* **To be done**
Repeat every line of the material, character for character.

* **Data rows**
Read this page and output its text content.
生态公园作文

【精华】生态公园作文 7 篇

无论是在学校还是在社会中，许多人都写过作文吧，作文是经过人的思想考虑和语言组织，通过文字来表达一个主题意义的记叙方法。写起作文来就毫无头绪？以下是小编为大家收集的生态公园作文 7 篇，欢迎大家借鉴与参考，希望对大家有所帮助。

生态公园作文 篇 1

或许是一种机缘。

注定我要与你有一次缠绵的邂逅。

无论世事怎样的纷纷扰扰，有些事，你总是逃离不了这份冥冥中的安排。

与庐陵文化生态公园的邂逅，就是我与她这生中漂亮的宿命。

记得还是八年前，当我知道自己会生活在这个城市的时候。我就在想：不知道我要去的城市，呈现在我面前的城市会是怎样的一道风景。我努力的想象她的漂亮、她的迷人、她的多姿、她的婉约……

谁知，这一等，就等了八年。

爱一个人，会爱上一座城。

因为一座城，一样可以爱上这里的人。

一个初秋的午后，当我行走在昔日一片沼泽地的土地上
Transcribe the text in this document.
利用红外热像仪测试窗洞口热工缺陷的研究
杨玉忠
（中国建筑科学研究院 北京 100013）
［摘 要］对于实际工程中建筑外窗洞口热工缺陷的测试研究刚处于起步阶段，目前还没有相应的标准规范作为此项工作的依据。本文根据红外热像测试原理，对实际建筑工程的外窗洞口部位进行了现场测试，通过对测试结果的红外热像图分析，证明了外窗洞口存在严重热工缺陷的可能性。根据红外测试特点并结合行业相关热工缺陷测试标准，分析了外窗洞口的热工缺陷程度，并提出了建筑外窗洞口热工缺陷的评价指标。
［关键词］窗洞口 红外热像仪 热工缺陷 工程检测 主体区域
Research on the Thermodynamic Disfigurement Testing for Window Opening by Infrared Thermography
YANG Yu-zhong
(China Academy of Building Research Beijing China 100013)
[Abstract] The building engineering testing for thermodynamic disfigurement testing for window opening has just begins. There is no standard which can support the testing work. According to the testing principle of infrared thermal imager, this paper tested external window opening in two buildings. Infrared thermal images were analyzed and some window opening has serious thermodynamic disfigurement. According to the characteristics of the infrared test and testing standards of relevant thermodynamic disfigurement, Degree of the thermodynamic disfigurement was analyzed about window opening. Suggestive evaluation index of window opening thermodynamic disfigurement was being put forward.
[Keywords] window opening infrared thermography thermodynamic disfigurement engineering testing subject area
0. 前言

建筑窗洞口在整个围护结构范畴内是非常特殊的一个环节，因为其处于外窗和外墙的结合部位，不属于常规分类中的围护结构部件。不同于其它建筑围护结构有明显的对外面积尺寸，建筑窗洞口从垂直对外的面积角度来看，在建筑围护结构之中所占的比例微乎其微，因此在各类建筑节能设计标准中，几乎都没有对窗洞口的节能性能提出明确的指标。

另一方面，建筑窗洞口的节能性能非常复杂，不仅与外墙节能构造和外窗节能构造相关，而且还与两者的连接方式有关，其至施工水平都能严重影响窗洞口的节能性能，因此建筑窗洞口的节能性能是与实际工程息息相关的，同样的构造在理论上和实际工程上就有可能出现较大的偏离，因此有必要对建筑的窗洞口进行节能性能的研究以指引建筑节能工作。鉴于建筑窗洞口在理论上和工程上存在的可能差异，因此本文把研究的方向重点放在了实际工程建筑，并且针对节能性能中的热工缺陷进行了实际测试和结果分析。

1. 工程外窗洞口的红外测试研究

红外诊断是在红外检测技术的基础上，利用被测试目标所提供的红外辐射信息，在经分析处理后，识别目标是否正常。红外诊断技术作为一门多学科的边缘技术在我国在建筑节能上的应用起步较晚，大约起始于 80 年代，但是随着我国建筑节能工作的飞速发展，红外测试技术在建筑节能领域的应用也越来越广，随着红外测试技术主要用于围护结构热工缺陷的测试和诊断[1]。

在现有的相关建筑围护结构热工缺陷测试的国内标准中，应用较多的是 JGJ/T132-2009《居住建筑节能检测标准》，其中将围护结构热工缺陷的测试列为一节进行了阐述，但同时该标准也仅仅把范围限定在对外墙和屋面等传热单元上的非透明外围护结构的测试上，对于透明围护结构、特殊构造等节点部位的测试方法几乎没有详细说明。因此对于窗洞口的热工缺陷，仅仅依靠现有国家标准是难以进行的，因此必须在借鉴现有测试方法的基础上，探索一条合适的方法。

* **Output for this task**
Read this page and output its text content.
生态公园作文

【精华】生态公园作文 7 篇

无论是在学校还是在社会中，许多人都写过作文吧，作文是经过人的思想考虑和语言组织，通过文字来表达一个主题意义的记叙方法。写起作文来就毫无头绪？以下是小编为大家收集的生态公园作文 7 篇，欢迎大家借鉴与参考，希望对大家有所帮助。

生态公园作文 篇 1

或许是一种机缘。

注定我要与你有一次缠绵的邂逅。

无论世事怎样的纷纷扰扰，有些事，你总是逃离不了这份冥冥中的安排。

与庐陵文化生态公园的邂逅，就是我与她这生中漂亮的宿命。

记得还是八年前，当我知道自己会生活在这个城市的时候。我就在想：不知道我要去的城市，呈现在我面前的城市会是怎样的一道风景。我努力的想象她的漂亮、她的迷人、她的多姿、她的婉约……

谁知，这一等，就等了八年。

爱一个人，会爱上一座城。

因为一座城，一样可以爱上这里的人。

一个初秋的午后，当我行走在昔日一片沼泽地的土地上
Transcribe the text in this document.
利用红外热像仪测试窗洞口热工缺陷的研究
杨玉忠
（中国建筑科学研究院 北京 100013）
［摘 要］对于实际工程中建筑外窗洞口热工缺陷的测试研究刚处于起步阶段，目前还没有相应的标准规范作为此项工作的依据。本文根据红外热像测试原理，对实际建筑工程的外窗洞口部位进行了现场测试，通过对测试结果的红外热像图分析，证明了外窗洞口存在严重热工缺陷的可能性。根据红外测试特点并结合行业相关热工缺陷测试标准，分析了外窗洞口的热工缺陷程度，并提出了建筑外窗洞口热工缺陷的评价指标。
［关键词］窗洞口 红外热像仪 热工缺陷 工程检测 主体区域
Research on the Thermodynamic Disfigurement Testing for Window Opening by Infrared Thermography
YANG Yu-zhong
(China Academy of Building Research Beijing China 100013)
[Abstract] The building engineering testing for thermodynamic disfigurement testing for window opening has just begins. There is no standard which can support the testing work. According to the testing principle of infrared thermal imager, this paper tested external window opening in two buildings. Infrared thermal images were analyzed and some window opening has serious thermodynamic disfigurement. According to the characteristics of the infrared test and testing standards of relevant thermodynamic disfigurement, Degree of the thermodynamic disfigurement was analyzed about window opening. Suggestive evaluation index of window opening thermodynamic disfigurement was being put forward.
[Keywords] window opening infrared thermography thermodynamic disfigurement engineering testing subject area
0. 前言

建筑窗洞口在整个围护结构范畴内是非常特殊的一个环节，因为其处于外窗和外墙的结合部位，不属于常规分类中的围护结构部件。不同于其它建筑围护结构有明显的对外面积尺寸，建筑窗洞口从垂直对外的面积角度来看，在建筑围护结构之中所占的比例微乎其微，因此在各类建筑节能设计标准中，几乎都没有对窗洞口的节能性能提出明确的指标。

另一方面，建筑窗洞口的节能性能非常复杂，不仅与外墙节能构造和外窗节能构造相关，而且还与两者的连接方式有关，其至施工水平都能严重影响窗洞口的节能性能，因此建筑窗洞口的节能性能是与实际工程息息相关的，同样的构造在理论上和实际工程上就有可能出现较大的偏离，因此有必要对建筑的窗洞口进行节能性能的研究以指引建筑节能工作。鉴于建筑窗洞口在理论上和工程上存在的可能差异，因此本文把研究的方向重点放在了实际工程建筑，并且针对节能性能中的热工缺陷进行了实际测试和结果分析。

1. 工程外窗洞口的红外测试研究

红外诊断是在红外检测技术的基础上，利用被测试目标所提供的红外辐射信息，在经分析处理后，识别目标是否正常。红外诊断技术作为一门多学科的边缘技术在我国在建筑节能上的应用起步较晚，大约起始于 80 年代，但是随着我国建筑节能工作的飞速发展，红外测试技术在建筑节能领域的应用也越来越广，随着红外测试技术主要用于围护结构热工缺陷的测试和诊断[1]。

在现有的相关建筑围护结构热工缺陷测试的国内标准中，应用较多的是 JGJ/T132-2009《居住建筑节能检测标准》，其中将围护结构热工缺陷的测试列为一节进行了阐述，但同时该标准也仅仅把范围限定在对外墙和屋面等传热单元上的非透明外围护结构的测试上，对于透明围护结构、特殊构造等节点部位的测试方法几乎没有详细说明。因此对于窗洞口的热工缺陷，仅仅依靠现有国家标准是难以进行的，因此必须在借鉴现有测试方法的基础上，探索一条合适的方法。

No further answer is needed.